Data records
——————————

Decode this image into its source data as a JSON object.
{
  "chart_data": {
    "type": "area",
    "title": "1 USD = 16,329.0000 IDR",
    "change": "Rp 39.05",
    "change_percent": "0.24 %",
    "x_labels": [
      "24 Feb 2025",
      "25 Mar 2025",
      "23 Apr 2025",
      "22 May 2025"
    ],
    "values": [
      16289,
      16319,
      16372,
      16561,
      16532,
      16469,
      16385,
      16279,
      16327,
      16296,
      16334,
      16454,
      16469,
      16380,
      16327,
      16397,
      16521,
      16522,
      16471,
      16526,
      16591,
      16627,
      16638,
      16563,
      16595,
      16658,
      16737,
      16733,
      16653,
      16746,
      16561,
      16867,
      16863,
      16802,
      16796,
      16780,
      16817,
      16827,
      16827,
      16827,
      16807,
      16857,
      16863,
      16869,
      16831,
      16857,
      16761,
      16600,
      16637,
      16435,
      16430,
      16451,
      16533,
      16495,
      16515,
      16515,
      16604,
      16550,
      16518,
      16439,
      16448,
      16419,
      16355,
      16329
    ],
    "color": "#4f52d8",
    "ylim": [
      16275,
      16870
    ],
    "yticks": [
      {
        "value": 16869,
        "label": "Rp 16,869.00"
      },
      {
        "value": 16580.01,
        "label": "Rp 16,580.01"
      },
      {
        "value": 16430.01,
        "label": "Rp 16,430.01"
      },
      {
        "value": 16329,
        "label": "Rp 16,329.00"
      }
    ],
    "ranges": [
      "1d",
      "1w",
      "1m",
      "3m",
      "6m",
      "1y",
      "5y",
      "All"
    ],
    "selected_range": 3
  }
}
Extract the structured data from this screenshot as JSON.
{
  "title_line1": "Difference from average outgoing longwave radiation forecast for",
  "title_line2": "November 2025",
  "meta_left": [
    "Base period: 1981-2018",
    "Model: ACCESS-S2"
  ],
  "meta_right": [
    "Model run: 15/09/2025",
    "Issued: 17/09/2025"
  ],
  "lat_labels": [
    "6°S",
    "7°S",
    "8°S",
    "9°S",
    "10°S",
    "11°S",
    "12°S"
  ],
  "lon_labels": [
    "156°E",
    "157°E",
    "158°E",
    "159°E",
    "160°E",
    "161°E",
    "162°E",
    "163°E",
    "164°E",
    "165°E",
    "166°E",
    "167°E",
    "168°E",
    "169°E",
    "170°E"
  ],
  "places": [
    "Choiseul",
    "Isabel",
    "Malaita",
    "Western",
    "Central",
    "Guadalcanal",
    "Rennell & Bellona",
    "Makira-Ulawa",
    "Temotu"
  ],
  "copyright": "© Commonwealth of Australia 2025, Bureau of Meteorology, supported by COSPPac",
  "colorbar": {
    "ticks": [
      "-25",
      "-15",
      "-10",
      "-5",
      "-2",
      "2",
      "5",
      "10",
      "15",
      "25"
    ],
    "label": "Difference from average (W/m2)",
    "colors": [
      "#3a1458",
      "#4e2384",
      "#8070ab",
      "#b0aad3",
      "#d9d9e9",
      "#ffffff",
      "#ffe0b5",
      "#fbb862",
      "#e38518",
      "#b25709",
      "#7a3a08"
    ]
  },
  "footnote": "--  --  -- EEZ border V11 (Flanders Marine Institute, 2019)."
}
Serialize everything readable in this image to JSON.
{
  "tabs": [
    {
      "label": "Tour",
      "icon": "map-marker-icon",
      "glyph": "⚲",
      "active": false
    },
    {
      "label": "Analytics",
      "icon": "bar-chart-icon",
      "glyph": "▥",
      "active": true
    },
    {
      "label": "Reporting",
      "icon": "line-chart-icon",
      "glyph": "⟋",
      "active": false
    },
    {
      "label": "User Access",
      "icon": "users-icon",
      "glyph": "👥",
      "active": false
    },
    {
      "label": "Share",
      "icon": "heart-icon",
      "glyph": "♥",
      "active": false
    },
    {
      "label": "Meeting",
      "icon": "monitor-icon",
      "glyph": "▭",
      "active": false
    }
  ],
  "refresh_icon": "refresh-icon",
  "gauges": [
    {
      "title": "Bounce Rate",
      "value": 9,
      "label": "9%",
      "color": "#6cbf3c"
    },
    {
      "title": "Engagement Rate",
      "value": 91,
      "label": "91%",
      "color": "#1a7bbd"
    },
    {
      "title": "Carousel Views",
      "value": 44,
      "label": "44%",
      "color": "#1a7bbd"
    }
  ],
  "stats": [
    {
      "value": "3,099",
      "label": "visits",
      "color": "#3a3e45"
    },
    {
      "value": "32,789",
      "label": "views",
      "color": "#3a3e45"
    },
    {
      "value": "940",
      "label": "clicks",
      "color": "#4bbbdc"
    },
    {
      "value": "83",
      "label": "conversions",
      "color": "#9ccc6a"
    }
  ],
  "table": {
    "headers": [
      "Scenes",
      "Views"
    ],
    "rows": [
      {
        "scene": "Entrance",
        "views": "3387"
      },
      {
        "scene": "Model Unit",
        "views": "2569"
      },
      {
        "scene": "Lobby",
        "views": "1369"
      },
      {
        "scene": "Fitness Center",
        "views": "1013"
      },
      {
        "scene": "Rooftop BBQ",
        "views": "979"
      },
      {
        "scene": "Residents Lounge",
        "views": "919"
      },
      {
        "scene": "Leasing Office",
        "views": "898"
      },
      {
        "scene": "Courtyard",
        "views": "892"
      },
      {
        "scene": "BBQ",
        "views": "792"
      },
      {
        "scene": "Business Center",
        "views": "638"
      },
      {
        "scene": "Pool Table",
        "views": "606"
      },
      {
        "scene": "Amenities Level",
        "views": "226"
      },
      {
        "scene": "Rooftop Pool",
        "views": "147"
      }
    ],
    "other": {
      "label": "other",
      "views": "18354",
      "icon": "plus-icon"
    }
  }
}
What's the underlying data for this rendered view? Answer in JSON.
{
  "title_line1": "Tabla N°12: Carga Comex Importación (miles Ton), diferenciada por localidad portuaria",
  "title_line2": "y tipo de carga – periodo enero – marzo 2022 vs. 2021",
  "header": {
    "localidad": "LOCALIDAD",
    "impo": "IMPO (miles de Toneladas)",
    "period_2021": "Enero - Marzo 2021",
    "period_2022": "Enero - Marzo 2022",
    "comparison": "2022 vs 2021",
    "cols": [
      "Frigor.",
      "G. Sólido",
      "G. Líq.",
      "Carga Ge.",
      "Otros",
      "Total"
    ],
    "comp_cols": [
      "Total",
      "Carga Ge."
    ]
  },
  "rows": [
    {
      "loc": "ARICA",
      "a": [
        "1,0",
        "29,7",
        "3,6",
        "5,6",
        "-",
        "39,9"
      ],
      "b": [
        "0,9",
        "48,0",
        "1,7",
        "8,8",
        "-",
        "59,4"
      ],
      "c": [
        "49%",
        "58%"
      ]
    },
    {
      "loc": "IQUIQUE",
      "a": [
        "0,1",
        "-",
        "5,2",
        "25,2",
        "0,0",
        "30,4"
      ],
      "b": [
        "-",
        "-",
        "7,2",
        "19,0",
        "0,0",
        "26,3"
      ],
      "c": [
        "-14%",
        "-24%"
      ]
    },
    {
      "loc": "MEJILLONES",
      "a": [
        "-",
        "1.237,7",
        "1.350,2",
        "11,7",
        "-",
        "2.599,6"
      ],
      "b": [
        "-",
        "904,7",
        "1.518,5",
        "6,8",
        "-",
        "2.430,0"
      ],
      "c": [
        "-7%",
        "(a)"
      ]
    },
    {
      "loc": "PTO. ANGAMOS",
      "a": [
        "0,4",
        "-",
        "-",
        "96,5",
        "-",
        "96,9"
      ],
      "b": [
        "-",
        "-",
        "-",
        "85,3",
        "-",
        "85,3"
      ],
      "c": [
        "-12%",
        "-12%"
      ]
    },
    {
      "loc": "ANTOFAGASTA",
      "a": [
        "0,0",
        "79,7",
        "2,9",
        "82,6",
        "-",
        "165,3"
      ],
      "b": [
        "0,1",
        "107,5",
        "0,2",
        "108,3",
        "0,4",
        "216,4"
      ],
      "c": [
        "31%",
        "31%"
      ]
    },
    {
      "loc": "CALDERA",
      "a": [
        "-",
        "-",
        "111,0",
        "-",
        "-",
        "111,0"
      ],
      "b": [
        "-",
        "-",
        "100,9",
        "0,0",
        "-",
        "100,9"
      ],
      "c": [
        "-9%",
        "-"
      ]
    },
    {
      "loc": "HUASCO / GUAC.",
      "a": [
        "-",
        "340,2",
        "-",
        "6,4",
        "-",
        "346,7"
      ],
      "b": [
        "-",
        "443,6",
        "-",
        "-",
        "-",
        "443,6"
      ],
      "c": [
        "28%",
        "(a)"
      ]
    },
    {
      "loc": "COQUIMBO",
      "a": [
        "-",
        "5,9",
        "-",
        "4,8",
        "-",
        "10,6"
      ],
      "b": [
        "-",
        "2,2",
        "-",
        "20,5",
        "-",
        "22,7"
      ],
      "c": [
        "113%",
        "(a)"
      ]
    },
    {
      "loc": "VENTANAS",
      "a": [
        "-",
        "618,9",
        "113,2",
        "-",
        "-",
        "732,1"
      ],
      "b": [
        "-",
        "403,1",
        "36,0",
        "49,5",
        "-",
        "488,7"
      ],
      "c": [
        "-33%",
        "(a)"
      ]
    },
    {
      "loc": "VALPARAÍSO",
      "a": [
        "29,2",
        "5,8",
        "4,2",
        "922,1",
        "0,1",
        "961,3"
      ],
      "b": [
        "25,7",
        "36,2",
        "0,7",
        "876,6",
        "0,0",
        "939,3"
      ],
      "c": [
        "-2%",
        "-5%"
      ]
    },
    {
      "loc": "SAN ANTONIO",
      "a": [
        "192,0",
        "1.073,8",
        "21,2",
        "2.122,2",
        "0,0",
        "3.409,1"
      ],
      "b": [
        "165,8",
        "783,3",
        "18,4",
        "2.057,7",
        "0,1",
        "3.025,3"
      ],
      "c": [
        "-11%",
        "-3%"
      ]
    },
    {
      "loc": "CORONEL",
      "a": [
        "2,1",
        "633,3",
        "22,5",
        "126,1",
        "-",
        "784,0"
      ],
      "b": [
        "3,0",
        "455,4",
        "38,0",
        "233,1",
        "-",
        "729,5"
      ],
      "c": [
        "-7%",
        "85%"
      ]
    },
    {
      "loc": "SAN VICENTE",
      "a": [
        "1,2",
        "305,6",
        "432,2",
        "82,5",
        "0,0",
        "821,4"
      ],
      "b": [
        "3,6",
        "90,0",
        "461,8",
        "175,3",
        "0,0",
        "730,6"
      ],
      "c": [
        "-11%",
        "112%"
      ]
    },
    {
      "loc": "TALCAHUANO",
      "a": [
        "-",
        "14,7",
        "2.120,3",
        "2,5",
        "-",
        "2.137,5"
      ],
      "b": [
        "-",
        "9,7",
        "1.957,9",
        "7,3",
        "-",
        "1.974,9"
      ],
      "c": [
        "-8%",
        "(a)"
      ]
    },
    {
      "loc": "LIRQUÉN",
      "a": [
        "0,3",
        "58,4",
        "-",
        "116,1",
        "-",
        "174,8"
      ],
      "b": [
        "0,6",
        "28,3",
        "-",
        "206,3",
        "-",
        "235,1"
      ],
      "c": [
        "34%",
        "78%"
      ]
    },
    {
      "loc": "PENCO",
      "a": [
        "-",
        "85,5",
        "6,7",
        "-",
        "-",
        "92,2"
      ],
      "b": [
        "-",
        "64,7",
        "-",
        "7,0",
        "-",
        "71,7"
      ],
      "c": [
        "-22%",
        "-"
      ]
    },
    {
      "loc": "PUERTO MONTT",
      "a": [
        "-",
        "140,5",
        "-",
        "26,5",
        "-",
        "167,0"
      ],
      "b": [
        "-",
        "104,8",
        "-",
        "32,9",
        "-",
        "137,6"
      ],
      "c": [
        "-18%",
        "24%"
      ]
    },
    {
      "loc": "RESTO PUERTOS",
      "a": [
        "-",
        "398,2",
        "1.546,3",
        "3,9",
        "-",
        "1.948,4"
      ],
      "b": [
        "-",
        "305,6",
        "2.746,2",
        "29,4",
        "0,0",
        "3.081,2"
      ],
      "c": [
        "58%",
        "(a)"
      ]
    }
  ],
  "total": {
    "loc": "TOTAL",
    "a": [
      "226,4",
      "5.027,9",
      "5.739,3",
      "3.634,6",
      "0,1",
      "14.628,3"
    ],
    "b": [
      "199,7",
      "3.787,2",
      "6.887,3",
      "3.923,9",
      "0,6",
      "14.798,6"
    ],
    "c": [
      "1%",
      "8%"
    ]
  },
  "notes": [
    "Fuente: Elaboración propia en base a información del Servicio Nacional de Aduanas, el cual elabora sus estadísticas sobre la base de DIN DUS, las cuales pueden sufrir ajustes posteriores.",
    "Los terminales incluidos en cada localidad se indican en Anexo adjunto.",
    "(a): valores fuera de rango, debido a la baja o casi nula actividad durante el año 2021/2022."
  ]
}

——————————

- **What you have to do**
Collect every line with the string "Rate" from the records, and copy each.

- **Solution**
      "title": "Bounce Rate",
      "title": "Engagement Rate",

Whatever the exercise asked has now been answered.